__Task description__
Please write the listing below out again exactly, leaving every picture behind.

═════ Supplied data

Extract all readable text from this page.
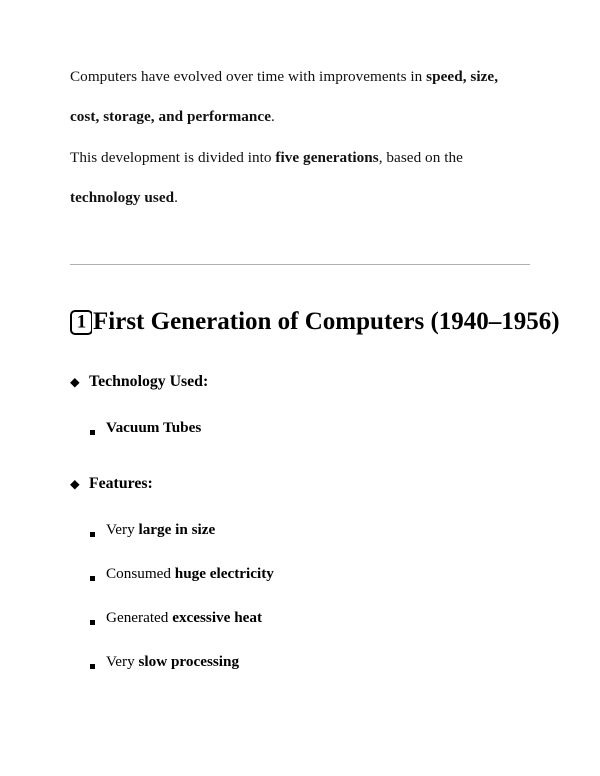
Computers have evolved over time with improvements in speed, size, cost, storage, and performance.

This development is divided into five generations, based on the technology used.

1 First Generation of Computers (1940–1956)
◆ Technology Used:
Vacuum Tubes
◆ Features:
Very large in size
Consumed huge electricity
Generated excessive heat
Very slow processing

══════════

__Exercise result__
Extract all readable text from this page.
Computers have evolved over time with improvements in speed, size, cost, storage, and performance.

This development is divided into five generations, based on the technology used.

1 First Generation of Computers (1940–1956)
◆ Technology Used:
Vacuum Tubes
◆ Features:
Very large in size
Consumed huge electricity
Generated excessive heat
Very slow processing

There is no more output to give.